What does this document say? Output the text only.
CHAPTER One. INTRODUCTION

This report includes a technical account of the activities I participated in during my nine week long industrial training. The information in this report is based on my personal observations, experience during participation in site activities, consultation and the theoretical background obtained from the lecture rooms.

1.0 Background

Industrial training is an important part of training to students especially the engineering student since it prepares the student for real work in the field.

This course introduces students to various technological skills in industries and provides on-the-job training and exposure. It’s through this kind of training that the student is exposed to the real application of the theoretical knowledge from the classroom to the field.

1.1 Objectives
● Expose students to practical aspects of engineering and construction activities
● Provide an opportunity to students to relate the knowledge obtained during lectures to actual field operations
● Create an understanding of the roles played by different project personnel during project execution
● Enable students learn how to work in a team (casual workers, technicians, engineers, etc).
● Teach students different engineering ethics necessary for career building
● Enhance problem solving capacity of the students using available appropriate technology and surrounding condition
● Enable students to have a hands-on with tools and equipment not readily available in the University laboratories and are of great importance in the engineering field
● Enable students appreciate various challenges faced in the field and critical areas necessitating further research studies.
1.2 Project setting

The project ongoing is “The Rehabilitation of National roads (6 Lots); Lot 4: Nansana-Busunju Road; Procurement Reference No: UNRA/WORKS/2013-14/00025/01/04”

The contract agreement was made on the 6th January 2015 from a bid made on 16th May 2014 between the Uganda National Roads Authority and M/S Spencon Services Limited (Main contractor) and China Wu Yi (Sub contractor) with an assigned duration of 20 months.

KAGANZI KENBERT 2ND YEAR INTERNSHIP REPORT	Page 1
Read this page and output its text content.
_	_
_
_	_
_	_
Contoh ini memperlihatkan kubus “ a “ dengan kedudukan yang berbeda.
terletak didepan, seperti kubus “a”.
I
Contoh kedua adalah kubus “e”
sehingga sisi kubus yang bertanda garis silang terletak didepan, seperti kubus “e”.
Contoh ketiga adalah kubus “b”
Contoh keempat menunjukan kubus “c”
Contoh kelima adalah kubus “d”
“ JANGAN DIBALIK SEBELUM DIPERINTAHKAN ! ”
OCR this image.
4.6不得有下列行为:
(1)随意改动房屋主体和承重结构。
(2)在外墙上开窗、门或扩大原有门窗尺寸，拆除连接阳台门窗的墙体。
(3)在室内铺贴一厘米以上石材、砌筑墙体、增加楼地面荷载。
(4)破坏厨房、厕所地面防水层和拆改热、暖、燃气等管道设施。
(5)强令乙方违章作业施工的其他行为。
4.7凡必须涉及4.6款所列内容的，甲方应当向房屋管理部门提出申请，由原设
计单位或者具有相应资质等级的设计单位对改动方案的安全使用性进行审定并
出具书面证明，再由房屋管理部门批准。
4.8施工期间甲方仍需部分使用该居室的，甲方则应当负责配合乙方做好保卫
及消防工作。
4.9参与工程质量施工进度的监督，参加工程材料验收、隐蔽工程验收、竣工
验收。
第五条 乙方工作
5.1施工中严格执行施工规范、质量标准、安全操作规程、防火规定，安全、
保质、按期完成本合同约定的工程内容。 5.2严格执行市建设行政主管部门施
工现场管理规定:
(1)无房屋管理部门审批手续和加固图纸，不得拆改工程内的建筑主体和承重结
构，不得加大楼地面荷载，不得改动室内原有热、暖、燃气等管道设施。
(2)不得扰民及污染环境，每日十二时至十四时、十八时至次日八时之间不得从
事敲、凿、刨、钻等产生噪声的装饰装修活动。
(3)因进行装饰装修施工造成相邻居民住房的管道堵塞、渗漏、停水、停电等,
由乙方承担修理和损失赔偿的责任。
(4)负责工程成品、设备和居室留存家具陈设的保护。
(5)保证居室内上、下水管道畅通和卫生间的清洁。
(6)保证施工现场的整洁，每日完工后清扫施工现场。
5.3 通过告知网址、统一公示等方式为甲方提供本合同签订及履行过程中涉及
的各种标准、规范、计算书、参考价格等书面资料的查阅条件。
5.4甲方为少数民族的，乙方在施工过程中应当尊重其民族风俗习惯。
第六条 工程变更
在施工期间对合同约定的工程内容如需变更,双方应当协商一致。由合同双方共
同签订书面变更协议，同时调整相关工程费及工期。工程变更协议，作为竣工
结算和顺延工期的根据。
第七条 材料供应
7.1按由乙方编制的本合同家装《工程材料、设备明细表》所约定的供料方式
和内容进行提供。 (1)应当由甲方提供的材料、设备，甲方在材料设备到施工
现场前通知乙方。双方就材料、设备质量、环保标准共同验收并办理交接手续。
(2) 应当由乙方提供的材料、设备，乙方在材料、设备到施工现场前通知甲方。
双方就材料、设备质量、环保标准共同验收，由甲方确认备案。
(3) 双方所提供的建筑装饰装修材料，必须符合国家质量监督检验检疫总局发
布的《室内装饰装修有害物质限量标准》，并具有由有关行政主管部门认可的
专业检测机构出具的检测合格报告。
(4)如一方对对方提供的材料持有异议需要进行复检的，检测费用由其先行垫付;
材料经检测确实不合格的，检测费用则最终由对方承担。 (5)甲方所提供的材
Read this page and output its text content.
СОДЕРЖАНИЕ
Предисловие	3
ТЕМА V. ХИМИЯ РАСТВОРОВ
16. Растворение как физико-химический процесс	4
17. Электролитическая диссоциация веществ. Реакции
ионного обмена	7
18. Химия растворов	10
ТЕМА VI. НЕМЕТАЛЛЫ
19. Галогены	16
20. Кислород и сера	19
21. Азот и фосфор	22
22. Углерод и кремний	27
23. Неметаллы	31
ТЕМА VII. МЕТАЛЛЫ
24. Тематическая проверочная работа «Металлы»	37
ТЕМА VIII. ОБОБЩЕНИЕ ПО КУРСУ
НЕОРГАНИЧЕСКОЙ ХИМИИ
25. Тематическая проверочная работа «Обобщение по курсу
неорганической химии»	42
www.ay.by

※ ※ ※

Your task. Show the lines from the data above that contain the string "with".

Answer below.
● Enable students to have a hands-on with tools and equipment not readily available in the University laboratories and are of great importance in the engineering field
The contract agreement was made on the 6th January 2015 from a bid made on 16th May 2014 between the Uganda National Roads Authority and M/S Spencon Services Limited (Main contractor) and China Wu Yi (Sub contractor) with an assigned duration of 20 months.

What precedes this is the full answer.